* [DESCRIPTION OF THE TASK]: Will you write out all the entries below exactly?

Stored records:
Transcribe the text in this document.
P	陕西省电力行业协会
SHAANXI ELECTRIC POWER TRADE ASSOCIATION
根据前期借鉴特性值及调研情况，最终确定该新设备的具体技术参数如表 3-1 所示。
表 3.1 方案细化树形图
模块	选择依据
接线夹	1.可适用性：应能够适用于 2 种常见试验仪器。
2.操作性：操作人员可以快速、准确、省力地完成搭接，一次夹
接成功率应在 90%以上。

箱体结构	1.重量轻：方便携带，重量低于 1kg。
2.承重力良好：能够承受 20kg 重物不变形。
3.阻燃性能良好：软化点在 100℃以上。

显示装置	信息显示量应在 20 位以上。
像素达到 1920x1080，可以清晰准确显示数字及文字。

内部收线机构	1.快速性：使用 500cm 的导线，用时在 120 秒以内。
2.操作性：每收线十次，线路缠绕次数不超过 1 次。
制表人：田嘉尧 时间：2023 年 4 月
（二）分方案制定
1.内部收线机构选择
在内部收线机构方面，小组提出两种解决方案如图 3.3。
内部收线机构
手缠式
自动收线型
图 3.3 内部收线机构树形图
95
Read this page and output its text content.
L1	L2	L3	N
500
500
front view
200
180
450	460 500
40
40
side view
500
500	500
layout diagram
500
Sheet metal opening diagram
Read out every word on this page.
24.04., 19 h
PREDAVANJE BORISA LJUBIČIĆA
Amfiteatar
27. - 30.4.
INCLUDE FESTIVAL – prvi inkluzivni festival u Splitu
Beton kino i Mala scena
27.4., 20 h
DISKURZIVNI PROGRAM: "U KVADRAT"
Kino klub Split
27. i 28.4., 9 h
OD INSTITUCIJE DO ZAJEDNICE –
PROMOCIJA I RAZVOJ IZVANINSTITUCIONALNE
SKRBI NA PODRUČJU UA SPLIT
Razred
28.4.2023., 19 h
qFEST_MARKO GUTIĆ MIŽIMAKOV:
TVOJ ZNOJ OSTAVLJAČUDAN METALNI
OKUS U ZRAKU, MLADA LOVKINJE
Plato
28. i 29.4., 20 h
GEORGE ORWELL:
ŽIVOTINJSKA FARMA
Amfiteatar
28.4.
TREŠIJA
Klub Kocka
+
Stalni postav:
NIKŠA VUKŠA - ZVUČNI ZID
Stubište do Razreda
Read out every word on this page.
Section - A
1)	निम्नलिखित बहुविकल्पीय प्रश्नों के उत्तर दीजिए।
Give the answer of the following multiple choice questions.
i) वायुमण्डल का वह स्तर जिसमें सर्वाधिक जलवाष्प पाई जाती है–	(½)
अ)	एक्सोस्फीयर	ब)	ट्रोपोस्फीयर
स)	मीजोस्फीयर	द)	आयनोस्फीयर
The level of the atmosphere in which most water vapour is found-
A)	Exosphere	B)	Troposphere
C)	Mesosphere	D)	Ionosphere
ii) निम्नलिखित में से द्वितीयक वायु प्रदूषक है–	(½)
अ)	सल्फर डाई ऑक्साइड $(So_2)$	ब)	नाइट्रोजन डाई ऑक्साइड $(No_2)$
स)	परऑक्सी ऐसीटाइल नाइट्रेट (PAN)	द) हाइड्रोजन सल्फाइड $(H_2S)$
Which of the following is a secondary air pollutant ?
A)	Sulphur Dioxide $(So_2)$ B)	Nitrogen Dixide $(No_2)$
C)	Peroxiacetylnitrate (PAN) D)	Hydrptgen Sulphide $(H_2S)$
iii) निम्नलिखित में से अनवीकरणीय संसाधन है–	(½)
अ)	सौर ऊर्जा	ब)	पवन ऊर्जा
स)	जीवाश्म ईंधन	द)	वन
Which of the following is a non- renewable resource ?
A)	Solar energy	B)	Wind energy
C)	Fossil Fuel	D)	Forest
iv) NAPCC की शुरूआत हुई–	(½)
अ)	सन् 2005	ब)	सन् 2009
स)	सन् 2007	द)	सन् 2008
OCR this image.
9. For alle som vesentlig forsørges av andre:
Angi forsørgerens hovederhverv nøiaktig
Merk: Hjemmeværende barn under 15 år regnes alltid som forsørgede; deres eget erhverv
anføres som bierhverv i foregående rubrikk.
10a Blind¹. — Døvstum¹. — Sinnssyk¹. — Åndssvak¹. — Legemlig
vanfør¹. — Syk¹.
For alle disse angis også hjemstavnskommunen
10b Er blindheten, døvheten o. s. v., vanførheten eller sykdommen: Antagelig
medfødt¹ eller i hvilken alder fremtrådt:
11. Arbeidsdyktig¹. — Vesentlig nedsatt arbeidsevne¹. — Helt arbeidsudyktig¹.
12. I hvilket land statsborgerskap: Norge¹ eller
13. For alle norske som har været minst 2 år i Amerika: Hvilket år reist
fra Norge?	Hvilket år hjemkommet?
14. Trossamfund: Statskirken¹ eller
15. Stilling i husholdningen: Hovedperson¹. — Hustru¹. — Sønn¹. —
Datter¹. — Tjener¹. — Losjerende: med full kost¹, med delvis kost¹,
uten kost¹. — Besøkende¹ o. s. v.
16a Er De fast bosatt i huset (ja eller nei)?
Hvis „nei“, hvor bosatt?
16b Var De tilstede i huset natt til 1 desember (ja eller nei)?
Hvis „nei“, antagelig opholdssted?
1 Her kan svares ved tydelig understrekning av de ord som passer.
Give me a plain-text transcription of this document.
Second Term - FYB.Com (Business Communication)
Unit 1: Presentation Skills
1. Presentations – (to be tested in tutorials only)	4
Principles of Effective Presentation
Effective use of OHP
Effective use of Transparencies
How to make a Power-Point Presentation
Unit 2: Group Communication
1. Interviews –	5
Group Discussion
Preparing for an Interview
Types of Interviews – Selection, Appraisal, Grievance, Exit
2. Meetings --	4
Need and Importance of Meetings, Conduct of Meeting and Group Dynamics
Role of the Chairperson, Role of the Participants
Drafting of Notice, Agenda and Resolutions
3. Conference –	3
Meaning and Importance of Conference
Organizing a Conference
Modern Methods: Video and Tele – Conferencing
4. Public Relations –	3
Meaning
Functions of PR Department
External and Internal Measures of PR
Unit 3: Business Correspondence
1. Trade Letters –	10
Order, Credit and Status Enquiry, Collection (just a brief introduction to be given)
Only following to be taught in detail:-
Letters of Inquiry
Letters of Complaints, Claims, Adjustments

* [RESPONSE]:
Transcribe the text in this document.
P	陕西省电力行业协会
SHAANXI ELECTRIC POWER TRADE ASSOCIATION
根据前期借鉴特性值及调研情况，最终确定该新设备的具体技术参数如表 3-1 所示。
表 3.1 方案细化树形图
模块	选择依据
接线夹	1.可适用性：应能够适用于 2 种常见试验仪器。
2.操作性：操作人员可以快速、准确、省力地完成搭接，一次夹
接成功率应在 90%以上。

箱体结构	1.重量轻：方便携带，重量低于 1kg。
2.承重力良好：能够承受 20kg 重物不变形。
3.阻燃性能良好：软化点在 100℃以上。

显示装置	信息显示量应在 20 位以上。
像素达到 1920x1080，可以清晰准确显示数字及文字。

内部收线机构	1.快速性：使用 500cm 的导线，用时在 120 秒以内。
2.操作性：每收线十次，线路缠绕次数不超过 1 次。
制表人：田嘉尧 时间：2023 年 4 月
（二）分方案制定
1.内部收线机构选择
在内部收线机构方面，小组提出两种解决方案如图 3.3。
内部收线机构
手缠式
自动收线型
图 3.3 内部收线机构树形图
95
Read this page and output its text content.
L1	L2	L3	N
500
500
front view
200
180
450	460 500
40
40
side view
500
500	500
layout diagram
500
Sheet metal opening diagram
Read out every word on this page.
24.04., 19 h
PREDAVANJE BORISA LJUBIČIĆA
Amfiteatar
27. - 30.4.
INCLUDE FESTIVAL – prvi inkluzivni festival u Splitu
Beton kino i Mala scena
27.4., 20 h
DISKURZIVNI PROGRAM: "U KVADRAT"
Kino klub Split
27. i 28.4., 9 h
OD INSTITUCIJE DO ZAJEDNICE –
PROMOCIJA I RAZVOJ IZVANINSTITUCIONALNE
SKRBI NA PODRUČJU UA SPLIT
Razred
28.4.2023., 19 h
qFEST_MARKO GUTIĆ MIŽIMAKOV:
TVOJ ZNOJ OSTAVLJAČUDAN METALNI
OKUS U ZRAKU, MLADA LOVKINJE
Plato
28. i 29.4., 20 h
GEORGE ORWELL:
ŽIVOTINJSKA FARMA
Amfiteatar
28.4.
TREŠIJA
Klub Kocka
+
Stalni postav:
NIKŠA VUKŠA - ZVUČNI ZID
Stubište do Razreda
Read out every word on this page.
Section - A
1)	निम्नलिखित बहुविकल्पीय प्रश्नों के उत्तर दीजिए।
Give the answer of the following multiple choice questions.
i) वायुमण्डल का वह स्तर जिसमें सर्वाधिक जलवाष्प पाई जाती है–	(½)
अ)	एक्सोस्फीयर	ब)	ट्रोपोस्फीयर
स)	मीजोस्फीयर	द)	आयनोस्फीयर
The level of the atmosphere in which most water vapour is found-
A)	Exosphere	B)	Troposphere
C)	Mesosphere	D)	Ionosphere
ii) निम्नलिखित में से द्वितीयक वायु प्रदूषक है–	(½)
अ)	सल्फर डाई ऑक्साइड $(So_2)$	ब)	नाइट्रोजन डाई ऑक्साइड $(No_2)$
स)	परऑक्सी ऐसीटाइल नाइट्रेट (PAN)	द) हाइड्रोजन सल्फाइड $(H_2S)$
Which of the following is a secondary air pollutant ?
A)	Sulphur Dioxide $(So_2)$ B)	Nitrogen Dixide $(No_2)$
C)	Peroxiacetylnitrate (PAN) D)	Hydrptgen Sulphide $(H_2S)$
iii) निम्नलिखित में से अनवीकरणीय संसाधन है–	(½)
अ)	सौर ऊर्जा	ब)	पवन ऊर्जा
स)	जीवाश्म ईंधन	द)	वन
Which of the following is a non- renewable resource ?
A)	Solar energy	B)	Wind energy
C)	Fossil Fuel	D)	Forest
iv) NAPCC की शुरूआत हुई–	(½)
अ)	सन् 2005	ब)	सन् 2009
स)	सन् 2007	द)	सन् 2008
OCR this image.
9. For alle som vesentlig forsørges av andre:
Angi forsørgerens hovederhverv nøiaktig
Merk: Hjemmeværende barn under 15 år regnes alltid som forsørgede; deres eget erhverv
anføres som bierhverv i foregående rubrikk.
10a Blind¹. — Døvstum¹. — Sinnssyk¹. — Åndssvak¹. — Legemlig
vanfør¹. — Syk¹.
For alle disse angis også hjemstavnskommunen
10b Er blindheten, døvheten o. s. v., vanførheten eller sykdommen: Antagelig
medfødt¹ eller i hvilken alder fremtrådt:
11. Arbeidsdyktig¹. — Vesentlig nedsatt arbeidsevne¹. — Helt arbeidsudyktig¹.
12. I hvilket land statsborgerskap: Norge¹ eller
13. For alle norske som har været minst 2 år i Amerika: Hvilket år reist
fra Norge?	Hvilket år hjemkommet?
14. Trossamfund: Statskirken¹ eller
15. Stilling i husholdningen: Hovedperson¹. — Hustru¹. — Sønn¹. —
Datter¹. — Tjener¹. — Losjerende: med full kost¹, med delvis kost¹,
uten kost¹. — Besøkende¹ o. s. v.
16a Er De fast bosatt i huset (ja eller nei)?
Hvis „nei“, hvor bosatt?
16b Var De tilstede i huset natt til 1 desember (ja eller nei)?
Hvis „nei“, antagelig opholdssted?
1 Her kan svares ved tydelig understrekning av de ord som passer.
Give me a plain-text transcription of this document.
Second Term - FYB.Com (Business Communication)
Unit 1: Presentation Skills
1. Presentations – (to be tested in tutorials only)	4
Principles of Effective Presentation
Effective use of OHP
Effective use of Transparencies
How to make a Power-Point Presentation
Unit 2: Group Communication
1. Interviews –	5
Group Discussion
Preparing for an Interview
Types of Interviews – Selection, Appraisal, Grievance, Exit
2. Meetings --	4
Need and Importance of Meetings, Conduct of Meeting and Group Dynamics
Role of the Chairperson, Role of the Participants
Drafting of Notice, Agenda and Resolutions
3. Conference –	3
Meaning and Importance of Conference
Organizing a Conference
Modern Methods: Video and Tele – Conferencing
4. Public Relations –	3
Meaning
Functions of PR Department
External and Internal Measures of PR
Unit 3: Business Correspondence
1. Trade Letters –	10
Order, Credit and Status Enquiry, Collection (just a brief introduction to be given)
Only following to be taught in detail:-
Letters of Inquiry
Letters of Complaints, Claims, Adjustments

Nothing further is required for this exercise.